--- begin RECORDS PROVIDED ---
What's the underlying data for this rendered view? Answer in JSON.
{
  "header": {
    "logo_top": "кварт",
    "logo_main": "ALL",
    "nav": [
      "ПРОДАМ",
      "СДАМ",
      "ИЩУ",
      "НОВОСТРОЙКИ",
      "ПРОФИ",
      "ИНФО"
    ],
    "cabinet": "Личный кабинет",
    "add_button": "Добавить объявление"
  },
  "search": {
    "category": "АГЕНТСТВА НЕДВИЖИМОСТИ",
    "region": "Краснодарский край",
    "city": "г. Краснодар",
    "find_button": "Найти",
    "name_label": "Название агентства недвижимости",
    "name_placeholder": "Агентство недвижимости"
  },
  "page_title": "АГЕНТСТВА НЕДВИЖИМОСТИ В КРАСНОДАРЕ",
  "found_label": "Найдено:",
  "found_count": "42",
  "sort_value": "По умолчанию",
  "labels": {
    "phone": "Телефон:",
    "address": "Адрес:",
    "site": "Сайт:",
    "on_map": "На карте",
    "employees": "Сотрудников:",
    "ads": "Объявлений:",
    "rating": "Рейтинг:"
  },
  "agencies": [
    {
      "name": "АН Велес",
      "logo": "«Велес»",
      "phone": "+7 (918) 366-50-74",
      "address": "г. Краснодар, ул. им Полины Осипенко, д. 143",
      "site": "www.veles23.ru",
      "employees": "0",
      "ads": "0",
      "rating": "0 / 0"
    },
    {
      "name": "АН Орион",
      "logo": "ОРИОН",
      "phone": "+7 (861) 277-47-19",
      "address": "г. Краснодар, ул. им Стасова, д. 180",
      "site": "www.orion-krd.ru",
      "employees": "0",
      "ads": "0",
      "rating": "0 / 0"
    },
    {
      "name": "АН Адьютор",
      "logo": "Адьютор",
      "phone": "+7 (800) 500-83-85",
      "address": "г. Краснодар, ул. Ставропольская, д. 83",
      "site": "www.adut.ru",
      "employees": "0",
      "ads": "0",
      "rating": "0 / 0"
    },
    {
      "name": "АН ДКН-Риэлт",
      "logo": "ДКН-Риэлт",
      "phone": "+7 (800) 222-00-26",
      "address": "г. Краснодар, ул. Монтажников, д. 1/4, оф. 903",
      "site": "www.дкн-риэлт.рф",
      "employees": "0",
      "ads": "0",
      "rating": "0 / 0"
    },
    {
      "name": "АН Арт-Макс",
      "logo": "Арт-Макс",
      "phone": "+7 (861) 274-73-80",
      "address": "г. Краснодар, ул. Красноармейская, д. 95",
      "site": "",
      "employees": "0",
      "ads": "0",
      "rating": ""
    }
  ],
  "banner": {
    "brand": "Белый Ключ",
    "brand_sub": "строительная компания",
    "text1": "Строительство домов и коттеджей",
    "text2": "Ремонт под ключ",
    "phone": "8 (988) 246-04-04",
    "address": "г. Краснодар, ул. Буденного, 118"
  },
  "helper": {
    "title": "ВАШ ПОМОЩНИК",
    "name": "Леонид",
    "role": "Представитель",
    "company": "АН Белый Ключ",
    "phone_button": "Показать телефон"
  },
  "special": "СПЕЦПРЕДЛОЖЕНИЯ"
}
--- end RECORDS PROVIDED ---
Your task is to reproduce all of the records exactly.

### ANSWER TO THE PROBLEM
What's the underlying data for this rendered view? Answer in JSON.
{
  "header": {
    "logo_top": "кварт",
    "logo_main": "ALL",
    "nav": [
      "ПРОДАМ",
      "СДАМ",
      "ИЩУ",
      "НОВОСТРОЙКИ",
      "ПРОФИ",
      "ИНФО"
    ],
    "cabinet": "Личный кабинет",
    "add_button": "Добавить объявление"
  },
  "search": {
    "category": "АГЕНТСТВА НЕДВИЖИМОСТИ",
    "region": "Краснодарский край",
    "city": "г. Краснодар",
    "find_button": "Найти",
    "name_label": "Название агентства недвижимости",
    "name_placeholder": "Агентство недвижимости"
  },
  "page_title": "АГЕНТСТВА НЕДВИЖИМОСТИ В КРАСНОДАРЕ",
  "found_label": "Найдено:",
  "found_count": "42",
  "sort_value": "По умолчанию",
  "labels": {
    "phone": "Телефон:",
    "address": "Адрес:",
    "site": "Сайт:",
    "on_map": "На карте",
    "employees": "Сотрудников:",
    "ads": "Объявлений:",
    "rating": "Рейтинг:"
  },
  "agencies": [
    {
      "name": "АН Велес",
      "logo": "«Велес»",
      "phone": "+7 (918) 366-50-74",
      "address": "г. Краснодар, ул. им Полины Осипенко, д. 143",
      "site": "www.veles23.ru",
      "employees": "0",
      "ads": "0",
      "rating": "0 / 0"
    },
    {
      "name": "АН Орион",
      "logo": "ОРИОН",
      "phone": "+7 (861) 277-47-19",
      "address": "г. Краснодар, ул. им Стасова, д. 180",
      "site": "www.orion-krd.ru",
      "employees": "0",
      "ads": "0",
      "rating": "0 / 0"
    },
    {
      "name": "АН Адьютор",
      "logo": "Адьютор",
      "phone": "+7 (800) 500-83-85",
      "address": "г. Краснодар, ул. Ставропольская, д. 83",
      "site": "www.adut.ru",
      "employees": "0",
      "ads": "0",
      "rating": "0 / 0"
    },
    {
      "name": "АН ДКН-Риэлт",
      "logo": "ДКН-Риэлт",
      "phone": "+7 (800) 222-00-26",
      "address": "г. Краснодар, ул. Монтажников, д. 1/4, оф. 903",
      "site": "www.дкн-риэлт.рф",
      "employees": "0",
      "ads": "0",
      "rating": "0 / 0"
    },
    {
      "name": "АН Арт-Макс",
      "logo": "Арт-Макс",
      "phone": "+7 (861) 274-73-80",
      "address": "г. Краснодар, ул. Красноармейская, д. 95",
      "site": "",
      "employees": "0",
      "ads": "0",
      "rating": ""
    }
  ],
  "banner": {
    "brand": "Белый Ключ",
    "brand_sub": "строительная компания",
    "text1": "Строительство домов и коттеджей",
    "text2": "Ремонт под ключ",
    "phone": "8 (988) 246-04-04",
    "address": "г. Краснодар, ул. Буденного, 118"
  },
  "helper": {
    "title": "ВАШ ПОМОЩНИК",
    "name": "Леонид",
    "role": "Представитель",
    "company": "АН Белый Ключ",
    "phone_button": "Показать телефон"
  },
  "special": "СПЕЦПРЕДЛОЖЕНИЯ"
}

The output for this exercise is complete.